[Saved entries]
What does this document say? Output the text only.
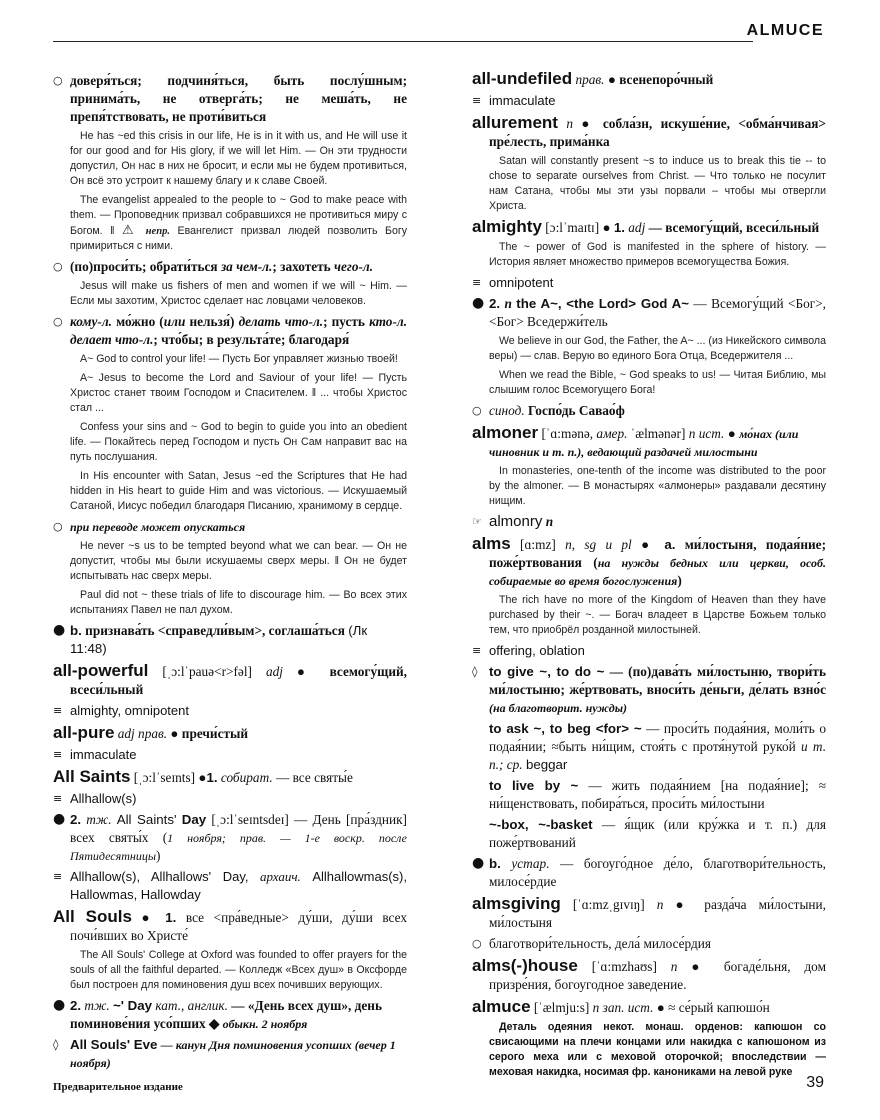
ALMUCE
○ доверя́ться; подчиня́ться, быть послу́шным; принима́ть, не отверга́ть; не меша́ть, не препя́тствовать, не проти́виться
He has ~ed this crisis in our life, He is in it with us, and He will use it for our good and for His glory, if we will let Him. — Он эти трудности допустил, Он нас в них не бросит, и если мы не будем противиться, Он всё это устроит к нашему благу и к славе Своей.
The evangelist appealed to the people to ~ God to make peace with them. — Проповедник призвал собравшихся не противиться миру с Богом. ‖ ⚠ непр. Евангелист призвал людей позволить Богу примириться с ними.
○ (по)проси́ть; обрати́ться за чем-л.; захотеть чего-л.
Jesus will make us fishers of men and women if we will ~ Him. — Если мы захотим, Христос сделает нас ловцами человеков.
○ кому-л. мо́жно (или нельзя́) делать что-л.; пусть кто-л. делает что-л.; что́бы; в результа́те; благодаря́
A~ God to control your life! — Пусть Бог управляет жизнью твоей!
A~ Jesus to become the Lord and Saviour of your life! — Пусть Христос станет твоим Господом и Спасителем. ‖ ... чтобы Христос стал ...
Confess your sins and ~ God to begin to guide you into an obedient life. — Покайтесь перед Господом и пусть Он Сам направит вас на путь послушания.
In His encounter with Satan, Jesus ~ed the Scriptures that He had hidden in His heart to guide Him and was victorious. — Искушаемый Сатаной, Иисус победил благодаря Писанию, хранимому в сердце.
○ при переводе может опускаться
He never ~s us to be tempted beyond what we can bear. — Он не допустит, чтобы мы были искушаемы сверх меры. ‖ Он не будет испытывать нас сверх меры.
Paul did not ~ these trials of life to discourage him. — Во всех этих испытаниях Павел не пал духом.
● b. признава́ть <справедли́вым>, соглаша́ться (Лк 11:48)
all-powerful [ˌɔ:lˈpauə<r>fəl] adj ● всемогу́щий, всеси́льный
≡ almighty, omnipotent
all-pure adj прав. ● пречи́стый
≡ immaculate
All Saints [ˌɔ:lˈseɪnts] ●1. собират. — все святы́е
≡ Allhallow(s)
● 2. тж. All Saints' Day [ˌɔ:lˈseɪntsdeɪ] — День [пра́здник] всех святы́х (1 ноября; прав. — 1-е воскр. после Пятидесятницы)
≡ Allhallow(s), Allhallows' Day, архаич. Allhallowmas(s), Hallowmas, Hallowday
All Souls ● 1. все <пра́ведные> ду́ши, ду́ши всех почи́вших во Христе́
The All Souls' College at Oxford was founded to offer prayers for the souls of all the faithful departed. — Колледж «Всех душ» в Оксфорде был построен для поминовения душ всех почивших верующих.
● 2. тж. ~' Day кат., англик. — «День всех душ», день поминове́ния усо́пших ◆ обыкн. 2 ноября
◊ All Souls' Eve — канун Дня поминовения усопших (вечер 1 ноября)
all-undefiled прав. ● всенепоро́чный
≡ immaculate
allurement n ● собла́зн, искуше́ние, <обма́нчивая> пре́лесть, прима́нка
Satan will constantly present ~s to induce us to break this tie -- to chose to separate ourselves from Christ. — Что только не посулит нам Сатана, чтобы мы эти узы порвали – чтобы мы отвергли Христа.
almighty [ɔ:lˈmaɪtɪ] ● 1. adj — всемогу́щий, всеси́льный
The ~ power of God is manifested in the sphere of history. — История являет множество примеров всемогущества Божия.
≡ omnipotent
● 2. n the A~, <the Lord> God A~ — Всемогу́щий <Бог>, <Бог> Вседержи́тель
We believe in our God, the Father, the A~ ... (из Никейского символа веры) — слав. Верую во единого Бога Отца, Вседержителя ...
When we read the Bible, ~ God speaks to us! — Читая Библию, мы слышим голос Всемогущего Бога!
○ синод. Госпо́дь Савао́ф
almoner [ˈɑ:mənə, амер. ˈælmənər] n ист. ● мо́нах (или чиновник и т. п.), ведающий раздачей милостыни
In monasteries, one-tenth of the income was distributed to the poor by the almoner. — В монастырях «алмонеры» раздавали десятину нищим.
☞ almonry n
alms [ɑ:mz] n, sg и pl ● a. ми́лостыня, подая́ние; поже́ртвования (на нужды бедных или церкви, особ. собираемые во время богослужения)
The rich have no more of the Kingdom of Heaven than they have purchased by their ~. — Богач владеет в Царстве Божьем только тем, что приобрёл розданной милостыней.
≡ offering, oblation
◊ to give ~, to do ~ — (по)дава́ть ми́лостыню, твори́ть ми́лостыню; же́ртвовать, вноси́ть де́ньги, де́лать взно́с (на благотворит. нужды)
to ask ~, to beg <for> ~ — проси́ть подая́ния, моли́ть о подая́нии; ≈быть ни́щим, стоя́ть с протя́нутой руко́й и т. п.; ср. beggar
to live by ~ — жить подая́нием [на подая́ние]; ≈ ни́щенствовать, побира́ться, проси́ть ми́лостыни
~-box, ~-basket — я́щик (или кру́жка и т. п.) для поже́ртвований
● b. устар. — богоуго́дное де́ло, благотвори́тельность, милосе́рдие
almsgiving [ˈɑ:mzˌgɪvɪŋ] n ● разда́ча ми́лостыни, ми́лостыня
○ благотвори́тельность, дела́ милосе́рдия
alms(-)house [ˈɑ:mzhaʊs] n ● богаде́льня, дом призре́ния, богоугодное заведение.
almuce [ˈælmju:s] n зап. ист. ● ≈ се́рый капюшо́н
Деталь одеяния некот. монаш. орденов: капюшон со свисающими на плечи концами или накидка с капюшоном из серого меха или с меховой оторочкой; впоследствии — меховая накидка, носимая фр. канониками на левой руке
Предварительное издание	39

• **Work required**
Each line of the material must be retyped exactly, except that images are omitted.

• **Exercise response**
What does this document say? Output the text only.
ALMUCE
○ доверя́ться; подчиня́ться, быть послу́шным; принима́ть, не отверга́ть; не меша́ть, не препя́тствовать, не проти́виться
He has ~ed this crisis in our life, He is in it with us, and He will use it for our good and for His glory, if we will let Him. — Он эти трудности допустил, Он нас в них не бросит, и если мы не будем противиться, Он всё это устроит к нашему благу и к славе Своей.
The evangelist appealed to the people to ~ God to make peace with them. — Проповедник призвал собравшихся не противиться миру с Богом. ‖ ⚠ непр. Евангелист призвал людей позволить Богу примириться с ними.
○ (по)проси́ть; обрати́ться за чем-л.; захотеть чего-л.
Jesus will make us fishers of men and women if we will ~ Him. — Если мы захотим, Христос сделает нас ловцами человеков.
○ кому-л. мо́жно (или нельзя́) делать что-л.; пусть кто-л. делает что-л.; что́бы; в результа́те; благодаря́
A~ God to control your life! — Пусть Бог управляет жизнью твоей!
A~ Jesus to become the Lord and Saviour of your life! — Пусть Христос станет твоим Господом и Спасителем. ‖ ... чтобы Христос стал ...
Confess your sins and ~ God to begin to guide you into an obedient life. — Покайтесь перед Господом и пусть Он Сам направит вас на путь послушания.
In His encounter with Satan, Jesus ~ed the Scriptures that He had hidden in His heart to guide Him and was victorious. — Искушаемый Сатаной, Иисус победил благодаря Писанию, хранимому в сердце.
○ при переводе может опускаться
He never ~s us to be tempted beyond what we can bear. — Он не допустит, чтобы мы были искушаемы сверх меры. ‖ Он не будет испытывать нас сверх меры.
Paul did not ~ these trials of life to discourage him. — Во всех этих испытаниях Павел не пал духом.
● b. признава́ть <справедли́вым>, соглаша́ться (Лк 11:48)
all-powerful [ˌɔ:lˈpauə<r>fəl] adj ● всемогу́щий, всеси́льный
≡ almighty, omnipotent
all-pure adj прав. ● пречи́стый
≡ immaculate
All Saints [ˌɔ:lˈseɪnts] ●1. собират. — все святы́е
≡ Allhallow(s)
● 2. тж. All Saints' Day [ˌɔ:lˈseɪntsdeɪ] — День [пра́здник] всех святы́х (1 ноября; прав. — 1-е воскр. после Пятидесятницы)
≡ Allhallow(s), Allhallows' Day, архаич. Allhallowmas(s), Hallowmas, Hallowday
All Souls ● 1. все <пра́ведные> ду́ши, ду́ши всех почи́вших во Христе́
The All Souls' College at Oxford was founded to offer prayers for the souls of all the faithful departed. — Колледж «Всех душ» в Оксфорде был построен для поминовения душ всех почивших верующих.
● 2. тж. ~' Day кат., англик. — «День всех душ», день поминове́ния усо́пших ◆ обыкн. 2 ноября
◊ All Souls' Eve — канун Дня поминовения усопших (вечер 1 ноября)
all-undefiled прав. ● всенепоро́чный
≡ immaculate
allurement n ● собла́зн, искуше́ние, <обма́нчивая> пре́лесть, прима́нка
Satan will constantly present ~s to induce us to break this tie -- to chose to separate ourselves from Christ. — Что только не посулит нам Сатана, чтобы мы эти узы порвали – чтобы мы отвергли Христа.
almighty [ɔ:lˈmaɪtɪ] ● 1. adj — всемогу́щий, всеси́льный
The ~ power of God is manifested in the sphere of history. — История являет множество примеров всемогущества Божия.
≡ omnipotent
● 2. n the A~, <the Lord> God A~ — Всемогу́щий <Бог>, <Бог> Вседержи́тель
We believe in our God, the Father, the A~ ... (из Никейского символа веры) — слав. Верую во единого Бога Отца, Вседержителя ...
When we read the Bible, ~ God speaks to us! — Читая Библию, мы слышим голос Всемогущего Бога!
○ синод. Госпо́дь Савао́ф
almoner [ˈɑ:mənə, амер. ˈælmənər] n ист. ● мо́нах (или чиновник и т. п.), ведающий раздачей милостыни
In monasteries, one-tenth of the income was distributed to the poor by the almoner. — В монастырях «алмонеры» раздавали десятину нищим.
☞ almonry n
alms [ɑ:mz] n, sg и pl ● a. ми́лостыня, подая́ние; поже́ртвования (на нужды бедных или церкви, особ. собираемые во время богослужения)
The rich have no more of the Kingdom of Heaven than they have purchased by their ~. — Богач владеет в Царстве Божьем только тем, что приобрёл розданной милостыней.
≡ offering, oblation
◊ to give ~, to do ~ — (по)дава́ть ми́лостыню, твори́ть ми́лостыню; же́ртвовать, вноси́ть де́ньги, де́лать взно́с (на благотворит. нужды)
to ask ~, to beg <for> ~ — проси́ть подая́ния, моли́ть о подая́нии; ≈быть ни́щим, стоя́ть с протя́нутой руко́й и т. п.; ср. beggar
to live by ~ — жить подая́нием [на подая́ние]; ≈ ни́щенствовать, побира́ться, проси́ть ми́лостыни
~-box, ~-basket — я́щик (или кру́жка и т. п.) для поже́ртвований
● b. устар. — богоуго́дное де́ло, благотвори́тельность, милосе́рдие
almsgiving [ˈɑ:mzˌgɪvɪŋ] n ● разда́ча ми́лостыни, ми́лостыня
○ благотвори́тельность, дела́ милосе́рдия
alms(-)house [ˈɑ:mzhaʊs] n ● богаде́льня, дом призре́ния, богоугодное заведение.
almuce [ˈælmju:s] n зап. ист. ● ≈ се́рый капюшо́н
Деталь одеяния некот. монаш. орденов: капюшон со свисающими на плечи концами или накидка с капюшоном из серого меха или с меховой оторочкой; впоследствии — меховая накидка, носимая фр. канониками на левой руке
Предварительное издание	39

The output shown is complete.